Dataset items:
---*---

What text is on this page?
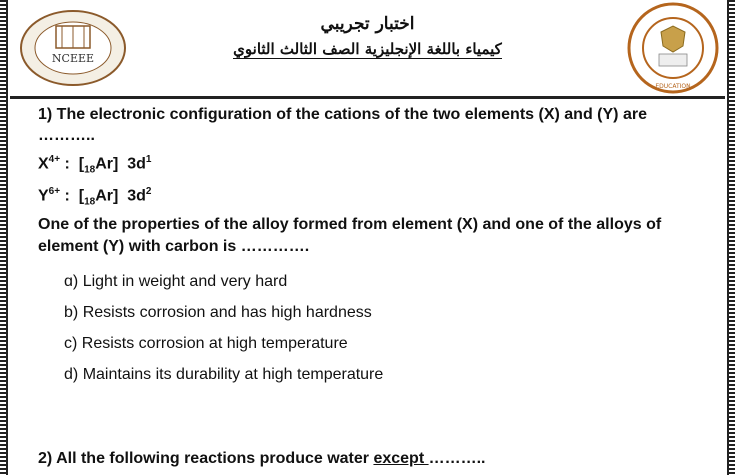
NCEEE
اختبار تجريبي
كيمياء باللغة الإنجليزية الصف الثالث الثانوي
EDUCATION

1) The electronic configuration of the cations of the two elements (X) and (Y) are ………..

$X^{4+}$ :  $[_{18}Ar]$  $3d^1$
$Y^{6+}$ :  $[_{18}Ar]$  $3d^2$
One of the properties of the alloy formed from element (X) and one of the alloys of element (Y) with carbon is ………….
ɑ) Light in weight and very hard
b) Resists corrosion and has high hardness
c) Resists corrosion at high temperature
d) Maintains its durability at high temperature
2) All the following reactions produce water except ………..
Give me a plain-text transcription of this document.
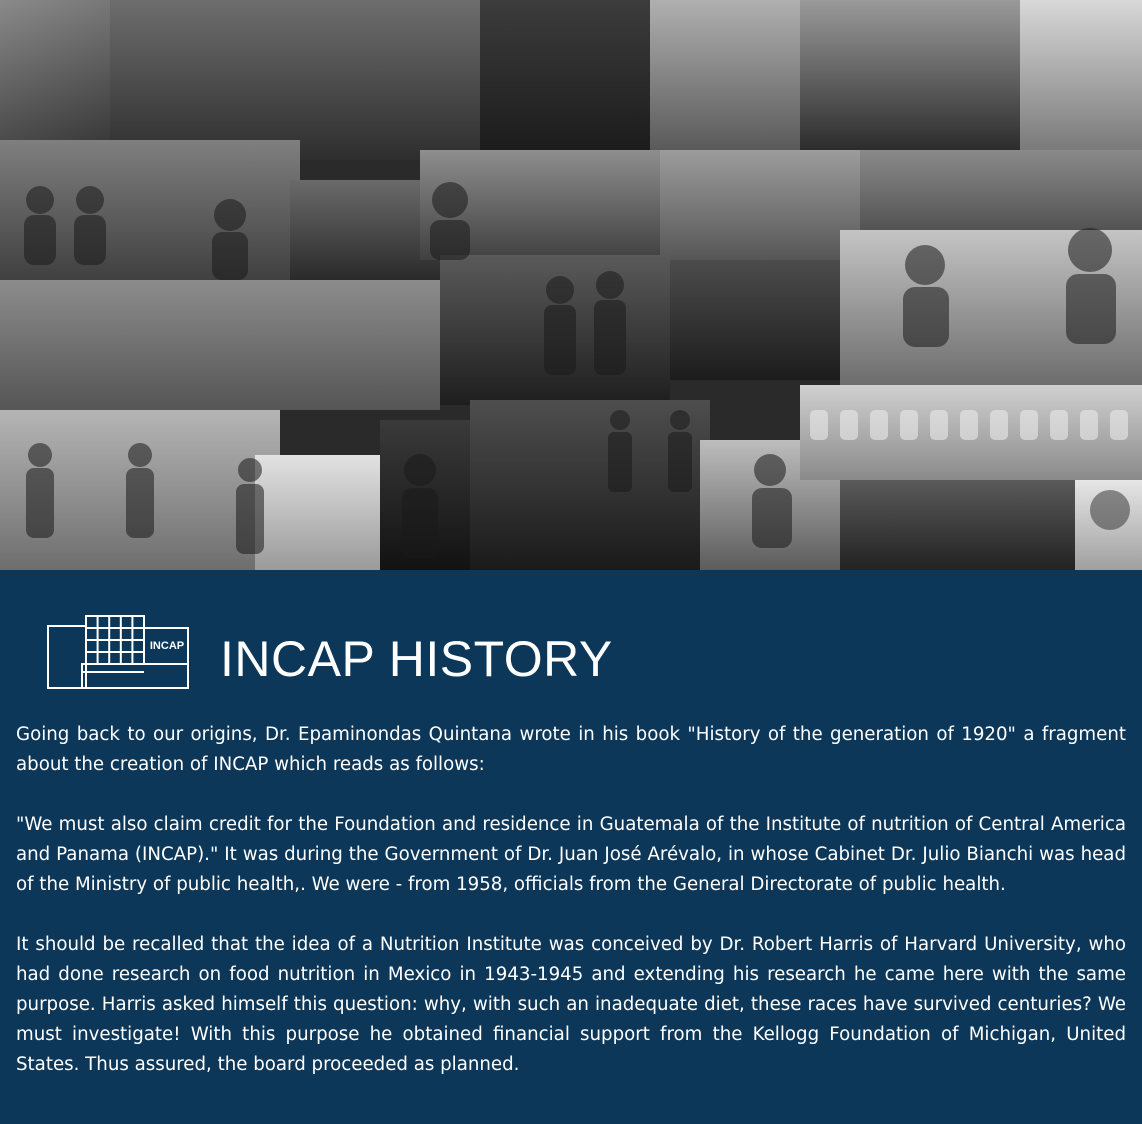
INCAP HISTORY
INCAP

Going back to our origins, Dr. Epaminondas Quintana wrote in his book "History of the generation of 1920" a fragment about the creation of INCAP which reads as follows:

"We must also claim credit for the Foundation and residence in Guatemala of the Institute of nutrition of Central America and Panama (INCAP)." It was during the Government of Dr. Juan José Arévalo, in whose Cabinet Dr. Julio Bianchi was head of the Ministry of public health,. We were - from 1958, officials from the General Directorate of public health.

It should be recalled that the idea of a Nutrition Institute was conceived by Dr. Robert Harris of Harvard University, who had done research on food nutrition in Mexico in 1943-1945 and extending his research he came here with the same purpose. Harris asked himself this question: why, with such an inadequate diet, these races have survived centuries? We must investigate! With this purpose he obtained financial support from the Kellogg Foundation of Michigan, United States. Thus assured, the board proceeded as planned.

---*---

Problem to work on: Omit the pictures and output all of the other material exactly.

Solution below:
What text is on this page?
NCEEE
اختبار تجريبي
كيمياء باللغة الإنجليزية الصف الثالث الثانوي
EDUCATION

1) The electronic configuration of the cations of the two elements (X) and (Y) are ………..

$X^{4+}$ :  $[_{18}Ar]$  $3d^1$
$Y^{6+}$ :  $[_{18}Ar]$  $3d^2$
One of the properties of the alloy formed from element (X) and one of the alloys of element (Y) with carbon is ………….
ɑ) Light in weight and very hard
b) Resists corrosion and has high hardness
c) Resists corrosion at high temperature
d) Maintains its durability at high temperature
2) All the following reactions produce water except ………..
Give me a plain-text transcription of this document.
INCAP HISTORY
INCAP

Going back to our origins, Dr. Epaminondas Quintana wrote in his book "History of the generation of 1920" a fragment about the creation of INCAP which reads as follows:

"We must also claim credit for the Foundation and residence in Guatemala of the Institute of nutrition of Central America and Panama (INCAP)." It was during the Government of Dr. Juan José Arévalo, in whose Cabinet Dr. Julio Bianchi was head of the Ministry of public health,. We were - from 1958, officials from the General Directorate of public health.

It should be recalled that the idea of a Nutrition Institute was conceived by Dr. Robert Harris of Harvard University, who had done research on food nutrition in Mexico in 1943-1945 and extending his research he came here with the same purpose. Harris asked himself this question: why, with such an inadequate diet, these races have survived centuries? We must investigate! With this purpose he obtained financial support from the Kellogg Foundation of Michigan, United States. Thus assured, the board proceeded as planned.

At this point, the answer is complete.